[THE REQUEST]
Output all of the records exactly as written.

[Data items]
────────────────────────────────────────

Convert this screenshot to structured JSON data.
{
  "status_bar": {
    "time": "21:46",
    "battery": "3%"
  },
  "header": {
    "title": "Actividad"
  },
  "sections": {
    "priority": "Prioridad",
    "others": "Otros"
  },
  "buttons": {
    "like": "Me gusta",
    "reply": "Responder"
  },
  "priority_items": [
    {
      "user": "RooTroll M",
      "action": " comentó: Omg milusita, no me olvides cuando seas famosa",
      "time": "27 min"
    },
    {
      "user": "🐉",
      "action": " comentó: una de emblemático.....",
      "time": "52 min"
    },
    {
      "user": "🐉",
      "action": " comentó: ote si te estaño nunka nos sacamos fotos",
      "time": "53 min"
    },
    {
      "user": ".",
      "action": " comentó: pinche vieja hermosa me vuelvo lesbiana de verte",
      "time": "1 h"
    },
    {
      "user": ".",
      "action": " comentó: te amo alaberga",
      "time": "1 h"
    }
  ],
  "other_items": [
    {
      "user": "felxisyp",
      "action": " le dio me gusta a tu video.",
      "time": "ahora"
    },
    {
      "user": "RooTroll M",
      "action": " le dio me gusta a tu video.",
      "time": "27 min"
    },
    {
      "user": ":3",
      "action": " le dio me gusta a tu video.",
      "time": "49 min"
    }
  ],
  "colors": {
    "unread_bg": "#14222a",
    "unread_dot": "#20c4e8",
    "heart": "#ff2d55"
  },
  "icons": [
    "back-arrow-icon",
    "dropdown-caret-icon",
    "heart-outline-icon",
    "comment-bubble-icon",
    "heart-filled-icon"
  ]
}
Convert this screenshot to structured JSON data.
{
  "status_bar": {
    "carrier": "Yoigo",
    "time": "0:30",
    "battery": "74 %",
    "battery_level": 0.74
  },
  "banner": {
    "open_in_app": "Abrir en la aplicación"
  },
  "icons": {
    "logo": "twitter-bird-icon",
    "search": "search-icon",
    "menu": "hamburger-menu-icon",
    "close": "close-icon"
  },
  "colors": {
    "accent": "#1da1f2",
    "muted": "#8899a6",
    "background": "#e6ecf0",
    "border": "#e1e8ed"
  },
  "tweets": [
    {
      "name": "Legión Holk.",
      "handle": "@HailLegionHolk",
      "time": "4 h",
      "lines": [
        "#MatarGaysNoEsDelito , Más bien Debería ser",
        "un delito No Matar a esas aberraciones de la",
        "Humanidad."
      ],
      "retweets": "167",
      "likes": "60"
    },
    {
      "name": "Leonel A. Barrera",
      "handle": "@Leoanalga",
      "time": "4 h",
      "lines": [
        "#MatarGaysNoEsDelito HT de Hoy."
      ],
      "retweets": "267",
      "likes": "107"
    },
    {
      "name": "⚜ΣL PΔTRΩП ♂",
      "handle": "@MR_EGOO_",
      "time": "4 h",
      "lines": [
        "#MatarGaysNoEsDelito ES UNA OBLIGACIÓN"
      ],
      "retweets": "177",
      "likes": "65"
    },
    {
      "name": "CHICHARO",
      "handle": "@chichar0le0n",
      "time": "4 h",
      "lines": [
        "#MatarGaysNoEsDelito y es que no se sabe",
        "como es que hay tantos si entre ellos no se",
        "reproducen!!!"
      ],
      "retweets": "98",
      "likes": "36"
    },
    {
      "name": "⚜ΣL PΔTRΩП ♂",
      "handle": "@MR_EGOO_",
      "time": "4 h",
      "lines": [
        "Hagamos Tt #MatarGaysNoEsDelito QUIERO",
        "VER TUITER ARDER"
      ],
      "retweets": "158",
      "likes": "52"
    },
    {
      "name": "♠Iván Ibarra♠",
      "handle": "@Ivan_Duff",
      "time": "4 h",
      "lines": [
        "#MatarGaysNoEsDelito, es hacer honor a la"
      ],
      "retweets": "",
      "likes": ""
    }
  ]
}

────────────────────────────────────────

[EXERCISE RESPONSE]
Convert this screenshot to structured JSON data.
{
  "status_bar": {
    "time": "21:46",
    "battery": "3%"
  },
  "header": {
    "title": "Actividad"
  },
  "sections": {
    "priority": "Prioridad",
    "others": "Otros"
  },
  "buttons": {
    "like": "Me gusta",
    "reply": "Responder"
  },
  "priority_items": [
    {
      "user": "RooTroll M",
      "action": " comentó: Omg milusita, no me olvides cuando seas famosa",
      "time": "27 min"
    },
    {
      "user": "🐉",
      "action": " comentó: una de emblemático.....",
      "time": "52 min"
    },
    {
      "user": "🐉",
      "action": " comentó: ote si te estaño nunka nos sacamos fotos",
      "time": "53 min"
    },
    {
      "user": ".",
      "action": " comentó: pinche vieja hermosa me vuelvo lesbiana de verte",
      "time": "1 h"
    },
    {
      "user": ".",
      "action": " comentó: te amo alaberga",
      "time": "1 h"
    }
  ],
  "other_items": [
    {
      "user": "felxisyp",
      "action": " le dio me gusta a tu video.",
      "time": "ahora"
    },
    {
      "user": "RooTroll M",
      "action": " le dio me gusta a tu video.",
      "time": "27 min"
    },
    {
      "user": ":3",
      "action": " le dio me gusta a tu video.",
      "time": "49 min"
    }
  ],
  "colors": {
    "unread_bg": "#14222a",
    "unread_dot": "#20c4e8",
    "heart": "#ff2d55"
  },
  "icons": [
    "back-arrow-icon",
    "dropdown-caret-icon",
    "heart-outline-icon",
    "comment-bubble-icon",
    "heart-filled-icon"
  ]
}
Convert this screenshot to structured JSON data.
{
  "status_bar": {
    "carrier": "Yoigo",
    "time": "0:30",
    "battery": "74 %",
    "battery_level": 0.74
  },
  "banner": {
    "open_in_app": "Abrir en la aplicación"
  },
  "icons": {
    "logo": "twitter-bird-icon",
    "search": "search-icon",
    "menu": "hamburger-menu-icon",
    "close": "close-icon"
  },
  "colors": {
    "accent": "#1da1f2",
    "muted": "#8899a6",
    "background": "#e6ecf0",
    "border": "#e1e8ed"
  },
  "tweets": [
    {
      "name": "Legión Holk.",
      "handle": "@HailLegionHolk",
      "time": "4 h",
      "lines": [
        "#MatarGaysNoEsDelito , Más bien Debería ser",
        "un delito No Matar a esas aberraciones de la",
        "Humanidad."
      ],
      "retweets": "167",
      "likes": "60"
    },
    {
      "name": "Leonel A. Barrera",
      "handle": "@Leoanalga",
      "time": "4 h",
      "lines": [
        "#MatarGaysNoEsDelito HT de Hoy."
      ],
      "retweets": "267",
      "likes": "107"
    },
    {
      "name": "⚜ΣL PΔTRΩП ♂",
      "handle": "@MR_EGOO_",
      "time": "4 h",
      "lines": [
        "#MatarGaysNoEsDelito ES UNA OBLIGACIÓN"
      ],
      "retweets": "177",
      "likes": "65"
    },
    {
      "name": "CHICHARO",
      "handle": "@chichar0le0n",
      "time": "4 h",
      "lines": [
        "#MatarGaysNoEsDelito y es que no se sabe",
        "como es que hay tantos si entre ellos no se",
        "reproducen!!!"
      ],
      "retweets": "98",
      "likes": "36"
    },
    {
      "name": "⚜ΣL PΔTRΩП ♂",
      "handle": "@MR_EGOO_",
      "time": "4 h",
      "lines": [
        "Hagamos Tt #MatarGaysNoEsDelito QUIERO",
        "VER TUITER ARDER"
      ],
      "retweets": "158",
      "likes": "52"
    },
    {
      "name": "♠Iván Ibarra♠",
      "handle": "@Ivan_Duff",
      "time": "4 h",
      "lines": [
        "#MatarGaysNoEsDelito, es hacer honor a la"
      ],
      "retweets": "",
      "likes": ""
    }
  ]
}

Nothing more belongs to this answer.